### OBJECTIVE
Retype each record below word for word. Leave the pictures out.
****************************************
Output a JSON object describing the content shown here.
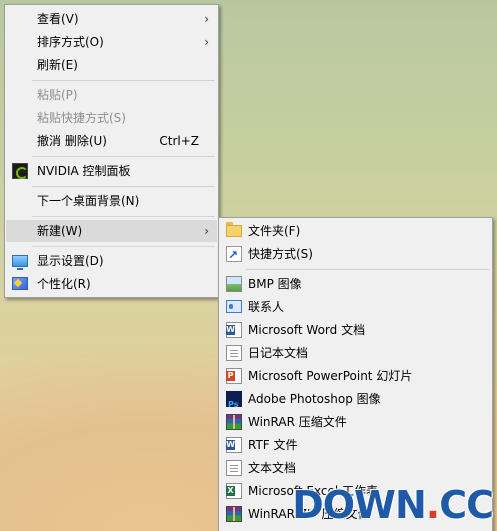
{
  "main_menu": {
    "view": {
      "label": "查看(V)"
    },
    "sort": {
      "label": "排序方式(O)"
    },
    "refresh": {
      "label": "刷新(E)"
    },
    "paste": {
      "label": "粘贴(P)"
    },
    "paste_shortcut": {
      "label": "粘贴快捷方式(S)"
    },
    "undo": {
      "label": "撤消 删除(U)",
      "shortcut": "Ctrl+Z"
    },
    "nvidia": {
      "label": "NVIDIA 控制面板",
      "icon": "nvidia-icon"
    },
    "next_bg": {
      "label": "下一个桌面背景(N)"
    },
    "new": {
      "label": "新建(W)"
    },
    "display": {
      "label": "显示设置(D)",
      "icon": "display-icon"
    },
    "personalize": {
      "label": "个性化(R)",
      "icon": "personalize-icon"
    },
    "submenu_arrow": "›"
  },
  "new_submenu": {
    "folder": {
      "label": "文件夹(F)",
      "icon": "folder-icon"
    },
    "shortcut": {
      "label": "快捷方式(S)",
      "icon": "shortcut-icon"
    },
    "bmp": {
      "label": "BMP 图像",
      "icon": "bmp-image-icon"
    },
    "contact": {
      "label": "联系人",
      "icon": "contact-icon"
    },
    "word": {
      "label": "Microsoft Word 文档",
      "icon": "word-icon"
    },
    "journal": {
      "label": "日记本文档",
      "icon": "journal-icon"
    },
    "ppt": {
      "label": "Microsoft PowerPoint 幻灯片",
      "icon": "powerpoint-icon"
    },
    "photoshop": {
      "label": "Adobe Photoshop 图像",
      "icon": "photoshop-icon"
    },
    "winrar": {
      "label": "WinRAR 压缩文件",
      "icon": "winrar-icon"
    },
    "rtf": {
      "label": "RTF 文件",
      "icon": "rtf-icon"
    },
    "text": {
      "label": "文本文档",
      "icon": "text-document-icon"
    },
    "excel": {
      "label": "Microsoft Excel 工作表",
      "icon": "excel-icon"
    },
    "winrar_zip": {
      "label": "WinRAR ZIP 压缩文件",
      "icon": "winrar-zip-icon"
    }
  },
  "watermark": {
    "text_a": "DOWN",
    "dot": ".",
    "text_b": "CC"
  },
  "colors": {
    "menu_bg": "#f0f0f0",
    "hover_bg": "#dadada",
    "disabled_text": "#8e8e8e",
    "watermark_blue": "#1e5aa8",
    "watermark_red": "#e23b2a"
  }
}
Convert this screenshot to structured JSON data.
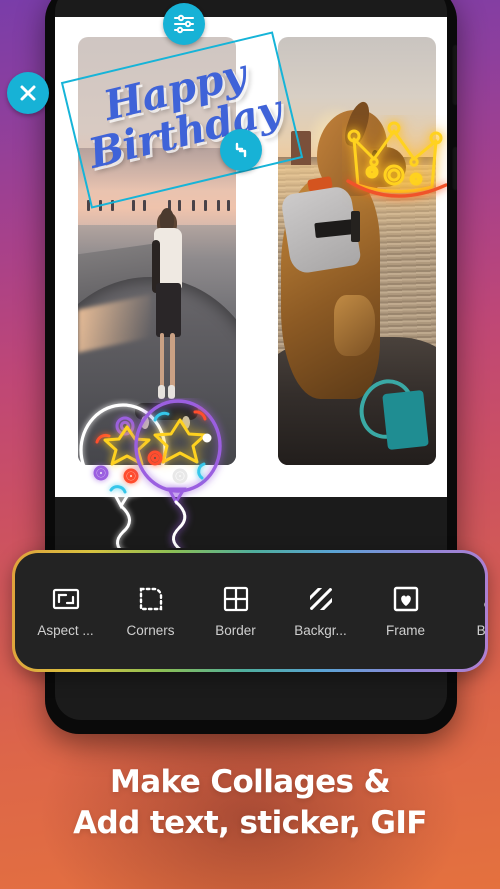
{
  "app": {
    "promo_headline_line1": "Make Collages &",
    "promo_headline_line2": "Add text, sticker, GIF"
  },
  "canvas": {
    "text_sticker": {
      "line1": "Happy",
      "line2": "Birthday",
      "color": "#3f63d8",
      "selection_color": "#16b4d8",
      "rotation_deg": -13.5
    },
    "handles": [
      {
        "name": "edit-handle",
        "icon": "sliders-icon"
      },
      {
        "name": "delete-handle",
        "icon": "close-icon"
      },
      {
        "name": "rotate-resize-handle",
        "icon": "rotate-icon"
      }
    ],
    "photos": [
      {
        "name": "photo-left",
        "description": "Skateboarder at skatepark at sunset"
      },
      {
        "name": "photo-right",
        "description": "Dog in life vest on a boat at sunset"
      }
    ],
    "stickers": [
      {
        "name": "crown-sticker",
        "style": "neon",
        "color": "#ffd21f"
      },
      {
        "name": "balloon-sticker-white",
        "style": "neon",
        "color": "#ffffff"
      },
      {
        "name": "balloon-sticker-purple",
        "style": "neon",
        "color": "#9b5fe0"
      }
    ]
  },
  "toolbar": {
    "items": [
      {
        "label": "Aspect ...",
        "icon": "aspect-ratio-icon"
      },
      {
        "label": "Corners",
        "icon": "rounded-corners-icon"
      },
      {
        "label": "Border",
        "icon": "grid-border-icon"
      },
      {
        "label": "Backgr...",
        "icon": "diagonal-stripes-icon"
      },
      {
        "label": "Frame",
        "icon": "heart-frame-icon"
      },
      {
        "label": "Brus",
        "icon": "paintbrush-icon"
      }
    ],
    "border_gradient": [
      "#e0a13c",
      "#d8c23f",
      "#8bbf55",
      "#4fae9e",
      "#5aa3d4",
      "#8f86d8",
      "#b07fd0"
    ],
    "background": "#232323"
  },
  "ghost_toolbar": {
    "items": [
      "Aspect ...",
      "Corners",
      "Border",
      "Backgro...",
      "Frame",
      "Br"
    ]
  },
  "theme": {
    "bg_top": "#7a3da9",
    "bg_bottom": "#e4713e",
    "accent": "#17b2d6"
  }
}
****************************************
### SOLVED EXERCISE
Output a JSON object describing the content shown here.
{
  "main_menu": {
    "view": {
      "label": "查看(V)"
    },
    "sort": {
      "label": "排序方式(O)"
    },
    "refresh": {
      "label": "刷新(E)"
    },
    "paste": {
      "label": "粘贴(P)"
    },
    "paste_shortcut": {
      "label": "粘贴快捷方式(S)"
    },
    "undo": {
      "label": "撤消 删除(U)",
      "shortcut": "Ctrl+Z"
    },
    "nvidia": {
      "label": "NVIDIA 控制面板",
      "icon": "nvidia-icon"
    },
    "next_bg": {
      "label": "下一个桌面背景(N)"
    },
    "new": {
      "label": "新建(W)"
    },
    "display": {
      "label": "显示设置(D)",
      "icon": "display-icon"
    },
    "personalize": {
      "label": "个性化(R)",
      "icon": "personalize-icon"
    },
    "submenu_arrow": "›"
  },
  "new_submenu": {
    "folder": {
      "label": "文件夹(F)",
      "icon": "folder-icon"
    },
    "shortcut": {
      "label": "快捷方式(S)",
      "icon": "shortcut-icon"
    },
    "bmp": {
      "label": "BMP 图像",
      "icon": "bmp-image-icon"
    },
    "contact": {
      "label": "联系人",
      "icon": "contact-icon"
    },
    "word": {
      "label": "Microsoft Word 文档",
      "icon": "word-icon"
    },
    "journal": {
      "label": "日记本文档",
      "icon": "journal-icon"
    },
    "ppt": {
      "label": "Microsoft PowerPoint 幻灯片",
      "icon": "powerpoint-icon"
    },
    "photoshop": {
      "label": "Adobe Photoshop 图像",
      "icon": "photoshop-icon"
    },
    "winrar": {
      "label": "WinRAR 压缩文件",
      "icon": "winrar-icon"
    },
    "rtf": {
      "label": "RTF 文件",
      "icon": "rtf-icon"
    },
    "text": {
      "label": "文本文档",
      "icon": "text-document-icon"
    },
    "excel": {
      "label": "Microsoft Excel 工作表",
      "icon": "excel-icon"
    },
    "winrar_zip": {
      "label": "WinRAR ZIP 压缩文件",
      "icon": "winrar-zip-icon"
    }
  },
  "watermark": {
    "text_a": "DOWN",
    "dot": ".",
    "text_b": "CC"
  },
  "colors": {
    "menu_bg": "#f0f0f0",
    "hover_bg": "#dadada",
    "disabled_text": "#8e8e8e",
    "watermark_blue": "#1e5aa8",
    "watermark_red": "#e23b2a"
  }
}
Convert this screenshot to structured JSON data.
{
  "app": {
    "promo_headline_line1": "Make Collages &",
    "promo_headline_line2": "Add text, sticker, GIF"
  },
  "canvas": {
    "text_sticker": {
      "line1": "Happy",
      "line2": "Birthday",
      "color": "#3f63d8",
      "selection_color": "#16b4d8",
      "rotation_deg": -13.5
    },
    "handles": [
      {
        "name": "edit-handle",
        "icon": "sliders-icon"
      },
      {
        "name": "delete-handle",
        "icon": "close-icon"
      },
      {
        "name": "rotate-resize-handle",
        "icon": "rotate-icon"
      }
    ],
    "photos": [
      {
        "name": "photo-left",
        "description": "Skateboarder at skatepark at sunset"
      },
      {
        "name": "photo-right",
        "description": "Dog in life vest on a boat at sunset"
      }
    ],
    "stickers": [
      {
        "name": "crown-sticker",
        "style": "neon",
        "color": "#ffd21f"
      },
      {
        "name": "balloon-sticker-white",
        "style": "neon",
        "color": "#ffffff"
      },
      {
        "name": "balloon-sticker-purple",
        "style": "neon",
        "color": "#9b5fe0"
      }
    ]
  },
  "toolbar": {
    "items": [
      {
        "label": "Aspect ...",
        "icon": "aspect-ratio-icon"
      },
      {
        "label": "Corners",
        "icon": "rounded-corners-icon"
      },
      {
        "label": "Border",
        "icon": "grid-border-icon"
      },
      {
        "label": "Backgr...",
        "icon": "diagonal-stripes-icon"
      },
      {
        "label": "Frame",
        "icon": "heart-frame-icon"
      },
      {
        "label": "Brus",
        "icon": "paintbrush-icon"
      }
    ],
    "border_gradient": [
      "#e0a13c",
      "#d8c23f",
      "#8bbf55",
      "#4fae9e",
      "#5aa3d4",
      "#8f86d8",
      "#b07fd0"
    ],
    "background": "#232323"
  },
  "ghost_toolbar": {
    "items": [
      "Aspect ...",
      "Corners",
      "Border",
      "Backgro...",
      "Frame",
      "Br"
    ]
  },
  "theme": {
    "bg_top": "#7a3da9",
    "bg_bottom": "#e4713e",
    "accent": "#17b2d6"
  }
}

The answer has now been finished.